Set exercise: Look below and pull out each line with the word "Joseph".

(Collection entries)
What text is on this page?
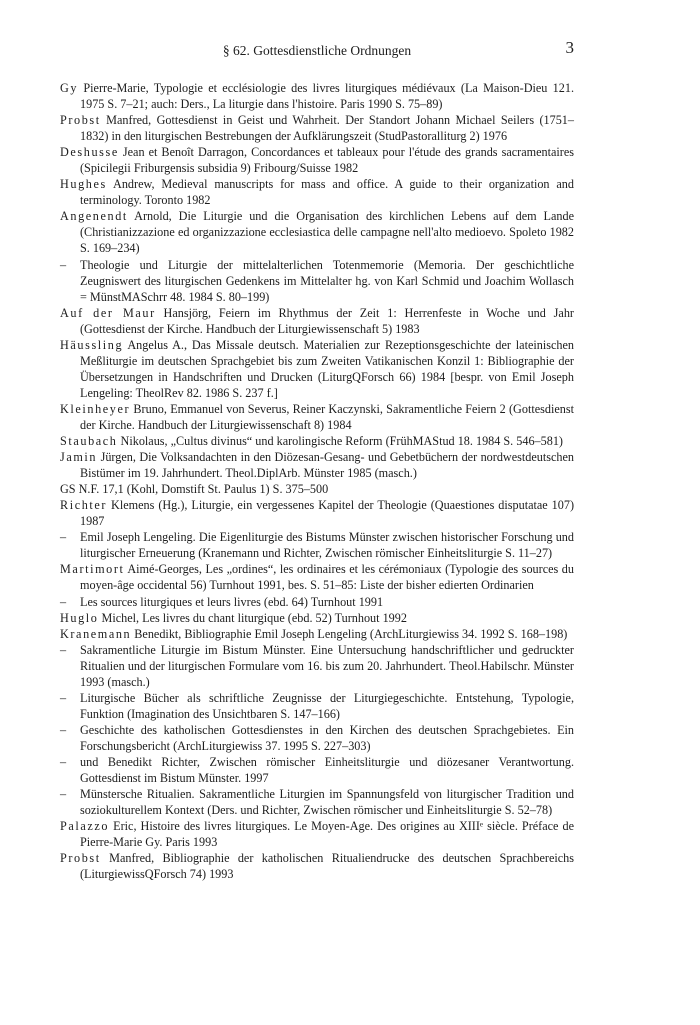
§ 62. Gottesdienstliche Ordnungen	3
Gy Pierre-Marie, Typologie et ecclésiologie des livres liturgiques médiévaux (La Maison-Dieu 121. 1975 S. 7–21; auch: Ders., La liturgie dans l'histoire. Paris 1990 S. 75–89)
Probst Manfred, Gottesdienst in Geist und Wahrheit. Der Standort Johann Michael Seilers (1751–1832) in den liturgischen Bestrebungen der Aufklärungszeit (StudPastoralliturg 2) 1976
Deshusse Jean et Benoît Darragon, Concordances et tableaux pour l'étude des grands sacramentaires (Spicilegii Friburgensis subsidia 9) Fribourg/Suisse 1982
Hughes Andrew, Medieval manuscripts for mass and office. A guide to their organization and terminology. Toronto 1982
Angenendt Arnold, Die Liturgie und die Organisation des kirchlichen Lebens auf dem Lande (Christianizzazione ed organizzazione ecclesiastica delle campagne nell'alto medioevo. Spoleto 1982 S. 169–234)
– Theologie und Liturgie der mittelalterlichen Totenmemorie (Memoria. Der geschichtliche Zeugniswert des liturgischen Gedenkens im Mittelalter hg. von Karl Schmid und Joachim Wollasch = MünstMASchrr 48. 1984 S. 80–199)
Auf der Maur Hansjörg, Feiern im Rhythmus der Zeit 1: Herrenfeste in Woche und Jahr (Gottesdienst der Kirche. Handbuch der Liturgiewissenschaft 5) 1983
Häussling Angelus A., Das Missale deutsch. Materialien zur Rezeptionsgeschichte der lateinischen Meßliturgie im deutschen Sprachgebiet bis zum Zweiten Vatikanischen Konzil 1: Bibliographie der Übersetzungen in Handschriften und Drucken (LiturgQForsch 66) 1984 [bespr. von Emil Joseph Lengeling: TheolRev 82. 1986 S. 237 f.]
Kleinheyer Bruno, Emmanuel von Severus, Reiner Kaczynski, Sakramentliche Feiern 2 (Gottesdienst der Kirche. Handbuch der Liturgiewissenschaft 8) 1984
Staubach Nikolaus, „Cultus divinus“ und karolingische Reform (FrühMAStud 18. 1984 S. 546–581)
Jamin Jürgen, Die Volksandachten in den Diözesan-Gesang- und Gebetbüchern der nordwestdeutschen Bistümer im 19. Jahrhundert. Theol.DiplArb. Münster 1985 (masch.)
GS N.F. 17,1 (Kohl, Domstift St. Paulus 1) S. 375–500
Richter Klemens (Hg.), Liturgie, ein vergessenes Kapitel der Theologie (Quaestiones disputatae 107) 1987
– Emil Joseph Lengeling. Die Eigenliturgie des Bistums Münster zwischen historischer Forschung und liturgischer Erneuerung (Kranemann und Richter, Zwischen römischer Einheitsliturgie S. 11–27)
Martimort Aimé-Georges, Les „ordines“, les ordinaires et les cérémoniaux (Typologie des sources du moyen-âge occidental 56) Turnhout 1991, bes. S. 51–85: Liste der bisher edierten Ordinarien
– Les sources liturgiques et leurs livres (ebd. 64) Turnhout 1991
Huglo Michel, Les livres du chant liturgique (ebd. 52) Turnhout 1992
Kranemann Benedikt, Bibliographie Emil Joseph Lengeling (ArchLiturgiewiss 34. 1992 S. 168–198)
– Sakramentliche Liturgie im Bistum Münster. Eine Untersuchung handschriftlicher und gedruckter Ritualien und der liturgischen Formulare vom 16. bis zum 20. Jahrhundert. Theol.Habilschr. Münster 1993 (masch.)
– Liturgische Bücher als schriftliche Zeugnisse der Liturgiegeschichte. Entstehung, Typologie, Funktion (Imagination des Unsichtbaren S. 147–166)
– Geschichte des katholischen Gottesdienstes in den Kirchen des deutschen Sprachgebietes. Ein Forschungsbericht (ArchLiturgiewiss 37. 1995 S. 227–303)
– und Benedikt Richter, Zwischen römischer Einheitsliturgie und diözesaner Verantwortung. Gottesdienst im Bistum Münster. 1997
– Münstersche Ritualien. Sakramentliche Liturgien im Spannungsfeld von liturgischer Tradition und soziokulturellem Kontext (Ders. und Richter, Zwischen römischer und Einheitsliturgie S. 52–78)
Palazzo Eric, Histoire des livres liturgiques. Le Moyen-Age. Des origines au XIIIᵉ siècle. Préface de Pierre-Marie Gy. Paris 1993
Probst Manfred, Bibliographie der katholischen Ritualiendrucke des deutschen Sprachbereichs (LiturgiewissQForsch 74) 1993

Result:
Häussling Angelus A., Das Missale deutsch. Materialien zur Rezeptionsgeschichte der lateinischen Meßliturgie im deutschen Sprachgebiet bis zum Zweiten Vatikanischen Konzil 1: Bibliographie der Übersetzungen in Handschriften und Drucken (LiturgQForsch 66) 1984 [bespr. von Emil Joseph Lengeling: TheolRev 82. 1986 S. 237 f.]
– Emil Joseph Lengeling. Die Eigenliturgie des Bistums Münster zwischen historischer Forschung und liturgischer Erneuerung (Kranemann und Richter, Zwischen römischer Einheitsliturgie S. 11–27)
Kranemann Benedikt, Bibliographie Emil Joseph Lengeling (ArchLiturgiewiss 34. 1992 S. 168–198)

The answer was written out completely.